### ENTRIES SUPPLIED
——
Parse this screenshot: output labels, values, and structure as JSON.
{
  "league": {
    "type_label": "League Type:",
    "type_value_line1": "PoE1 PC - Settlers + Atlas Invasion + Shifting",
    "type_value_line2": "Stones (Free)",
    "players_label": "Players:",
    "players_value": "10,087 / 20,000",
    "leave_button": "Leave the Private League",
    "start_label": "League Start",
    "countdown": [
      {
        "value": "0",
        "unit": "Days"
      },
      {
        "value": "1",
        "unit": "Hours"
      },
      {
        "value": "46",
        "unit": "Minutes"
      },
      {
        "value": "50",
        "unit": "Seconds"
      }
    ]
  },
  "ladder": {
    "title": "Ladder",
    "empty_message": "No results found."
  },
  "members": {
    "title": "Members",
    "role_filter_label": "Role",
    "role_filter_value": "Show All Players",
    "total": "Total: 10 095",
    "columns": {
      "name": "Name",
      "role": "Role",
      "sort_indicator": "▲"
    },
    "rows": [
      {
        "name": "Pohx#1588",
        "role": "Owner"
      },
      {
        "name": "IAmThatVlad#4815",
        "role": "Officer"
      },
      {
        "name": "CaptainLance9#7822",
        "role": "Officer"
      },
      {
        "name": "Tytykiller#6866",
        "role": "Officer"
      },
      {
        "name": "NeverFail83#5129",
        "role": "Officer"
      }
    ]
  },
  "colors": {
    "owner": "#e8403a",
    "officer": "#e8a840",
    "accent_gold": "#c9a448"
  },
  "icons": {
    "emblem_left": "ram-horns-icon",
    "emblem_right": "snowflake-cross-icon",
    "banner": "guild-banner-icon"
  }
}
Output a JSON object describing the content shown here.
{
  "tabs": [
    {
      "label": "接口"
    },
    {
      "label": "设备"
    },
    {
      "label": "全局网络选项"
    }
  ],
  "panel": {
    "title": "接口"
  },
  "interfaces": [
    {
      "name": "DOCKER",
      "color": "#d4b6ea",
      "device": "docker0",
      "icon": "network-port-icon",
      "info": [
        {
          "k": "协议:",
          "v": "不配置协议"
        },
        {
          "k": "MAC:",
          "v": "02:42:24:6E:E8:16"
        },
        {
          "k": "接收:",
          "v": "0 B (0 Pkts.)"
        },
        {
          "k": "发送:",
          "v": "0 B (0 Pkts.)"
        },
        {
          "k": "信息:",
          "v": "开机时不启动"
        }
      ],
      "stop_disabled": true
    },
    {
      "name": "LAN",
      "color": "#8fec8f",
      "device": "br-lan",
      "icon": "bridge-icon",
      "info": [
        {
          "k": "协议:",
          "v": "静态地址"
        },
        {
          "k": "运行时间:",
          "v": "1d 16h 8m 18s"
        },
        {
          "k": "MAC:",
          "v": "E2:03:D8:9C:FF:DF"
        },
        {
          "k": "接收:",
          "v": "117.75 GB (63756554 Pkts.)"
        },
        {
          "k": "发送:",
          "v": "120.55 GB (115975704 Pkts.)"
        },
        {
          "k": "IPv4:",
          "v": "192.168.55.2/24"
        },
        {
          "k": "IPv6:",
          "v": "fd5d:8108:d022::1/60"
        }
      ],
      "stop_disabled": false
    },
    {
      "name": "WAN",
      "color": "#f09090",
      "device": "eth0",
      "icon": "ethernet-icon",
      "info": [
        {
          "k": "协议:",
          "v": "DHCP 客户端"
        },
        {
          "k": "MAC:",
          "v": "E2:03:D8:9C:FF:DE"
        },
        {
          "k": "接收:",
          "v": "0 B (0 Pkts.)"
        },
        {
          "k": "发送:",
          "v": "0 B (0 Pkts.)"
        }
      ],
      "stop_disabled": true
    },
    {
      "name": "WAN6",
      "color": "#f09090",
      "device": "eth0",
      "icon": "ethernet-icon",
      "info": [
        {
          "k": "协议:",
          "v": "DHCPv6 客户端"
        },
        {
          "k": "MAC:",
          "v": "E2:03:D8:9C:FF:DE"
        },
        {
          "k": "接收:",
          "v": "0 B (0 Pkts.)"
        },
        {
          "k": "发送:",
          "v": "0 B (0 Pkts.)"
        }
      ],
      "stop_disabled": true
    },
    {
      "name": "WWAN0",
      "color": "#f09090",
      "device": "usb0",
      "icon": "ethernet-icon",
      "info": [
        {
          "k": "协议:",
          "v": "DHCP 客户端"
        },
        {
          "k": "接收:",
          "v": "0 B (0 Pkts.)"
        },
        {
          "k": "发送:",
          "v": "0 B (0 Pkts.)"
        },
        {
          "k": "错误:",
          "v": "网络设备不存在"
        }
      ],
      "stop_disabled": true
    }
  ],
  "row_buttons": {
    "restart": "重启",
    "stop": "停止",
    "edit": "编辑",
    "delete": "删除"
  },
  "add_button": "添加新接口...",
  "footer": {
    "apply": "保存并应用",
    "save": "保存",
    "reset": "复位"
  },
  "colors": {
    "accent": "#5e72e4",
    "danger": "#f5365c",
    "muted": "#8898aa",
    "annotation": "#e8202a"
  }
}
——
### STATED TASK
Write every entry out again exactly.

### RESPONSE TO THIS EXERCISE
Parse this screenshot: output labels, values, and structure as JSON.
{
  "league": {
    "type_label": "League Type:",
    "type_value_line1": "PoE1 PC - Settlers + Atlas Invasion + Shifting",
    "type_value_line2": "Stones (Free)",
    "players_label": "Players:",
    "players_value": "10,087 / 20,000",
    "leave_button": "Leave the Private League",
    "start_label": "League Start",
    "countdown": [
      {
        "value": "0",
        "unit": "Days"
      },
      {
        "value": "1",
        "unit": "Hours"
      },
      {
        "value": "46",
        "unit": "Minutes"
      },
      {
        "value": "50",
        "unit": "Seconds"
      }
    ]
  },
  "ladder": {
    "title": "Ladder",
    "empty_message": "No results found."
  },
  "members": {
    "title": "Members",
    "role_filter_label": "Role",
    "role_filter_value": "Show All Players",
    "total": "Total: 10 095",
    "columns": {
      "name": "Name",
      "role": "Role",
      "sort_indicator": "▲"
    },
    "rows": [
      {
        "name": "Pohx#1588",
        "role": "Owner"
      },
      {
        "name": "IAmThatVlad#4815",
        "role": "Officer"
      },
      {
        "name": "CaptainLance9#7822",
        "role": "Officer"
      },
      {
        "name": "Tytykiller#6866",
        "role": "Officer"
      },
      {
        "name": "NeverFail83#5129",
        "role": "Officer"
      }
    ]
  },
  "colors": {
    "owner": "#e8403a",
    "officer": "#e8a840",
    "accent_gold": "#c9a448"
  },
  "icons": {
    "emblem_left": "ram-horns-icon",
    "emblem_right": "snowflake-cross-icon",
    "banner": "guild-banner-icon"
  }
}
Output a JSON object describing the content shown here.
{
  "tabs": [
    {
      "label": "接口"
    },
    {
      "label": "设备"
    },
    {
      "label": "全局网络选项"
    }
  ],
  "panel": {
    "title": "接口"
  },
  "interfaces": [
    {
      "name": "DOCKER",
      "color": "#d4b6ea",
      "device": "docker0",
      "icon": "network-port-icon",
      "info": [
        {
          "k": "协议:",
          "v": "不配置协议"
        },
        {
          "k": "MAC:",
          "v": "02:42:24:6E:E8:16"
        },
        {
          "k": "接收:",
          "v": "0 B (0 Pkts.)"
        },
        {
          "k": "发送:",
          "v": "0 B (0 Pkts.)"
        },
        {
          "k": "信息:",
          "v": "开机时不启动"
        }
      ],
      "stop_disabled": true
    },
    {
      "name": "LAN",
      "color": "#8fec8f",
      "device": "br-lan",
      "icon": "bridge-icon",
      "info": [
        {
          "k": "协议:",
          "v": "静态地址"
        },
        {
          "k": "运行时间:",
          "v": "1d 16h 8m 18s"
        },
        {
          "k": "MAC:",
          "v": "E2:03:D8:9C:FF:DF"
        },
        {
          "k": "接收:",
          "v": "117.75 GB (63756554 Pkts.)"
        },
        {
          "k": "发送:",
          "v": "120.55 GB (115975704 Pkts.)"
        },
        {
          "k": "IPv4:",
          "v": "192.168.55.2/24"
        },
        {
          "k": "IPv6:",
          "v": "fd5d:8108:d022::1/60"
        }
      ],
      "stop_disabled": false
    },
    {
      "name": "WAN",
      "color": "#f09090",
      "device": "eth0",
      "icon": "ethernet-icon",
      "info": [
        {
          "k": "协议:",
          "v": "DHCP 客户端"
        },
        {
          "k": "MAC:",
          "v": "E2:03:D8:9C:FF:DE"
        },
        {
          "k": "接收:",
          "v": "0 B (0 Pkts.)"
        },
        {
          "k": "发送:",
          "v": "0 B (0 Pkts.)"
        }
      ],
      "stop_disabled": true
    },
    {
      "name": "WAN6",
      "color": "#f09090",
      "device": "eth0",
      "icon": "ethernet-icon",
      "info": [
        {
          "k": "协议:",
          "v": "DHCPv6 客户端"
        },
        {
          "k": "MAC:",
          "v": "E2:03:D8:9C:FF:DE"
        },
        {
          "k": "接收:",
          "v": "0 B (0 Pkts.)"
        },
        {
          "k": "发送:",
          "v": "0 B (0 Pkts.)"
        }
      ],
      "stop_disabled": true
    },
    {
      "name": "WWAN0",
      "color": "#f09090",
      "device": "usb0",
      "icon": "ethernet-icon",
      "info": [
        {
          "k": "协议:",
          "v": "DHCP 客户端"
        },
        {
          "k": "接收:",
          "v": "0 B (0 Pkts.)"
        },
        {
          "k": "发送:",
          "v": "0 B (0 Pkts.)"
        },
        {
          "k": "错误:",
          "v": "网络设备不存在"
        }
      ],
      "stop_disabled": true
    }
  ],
  "row_buttons": {
    "restart": "重启",
    "stop": "停止",
    "edit": "编辑",
    "delete": "删除"
  },
  "add_button": "添加新接口...",
  "footer": {
    "apply": "保存并应用",
    "save": "保存",
    "reset": "复位"
  },
  "colors": {
    "accent": "#5e72e4",
    "danger": "#f5365c",
    "muted": "#8898aa",
    "annotation": "#e8202a"
  }
}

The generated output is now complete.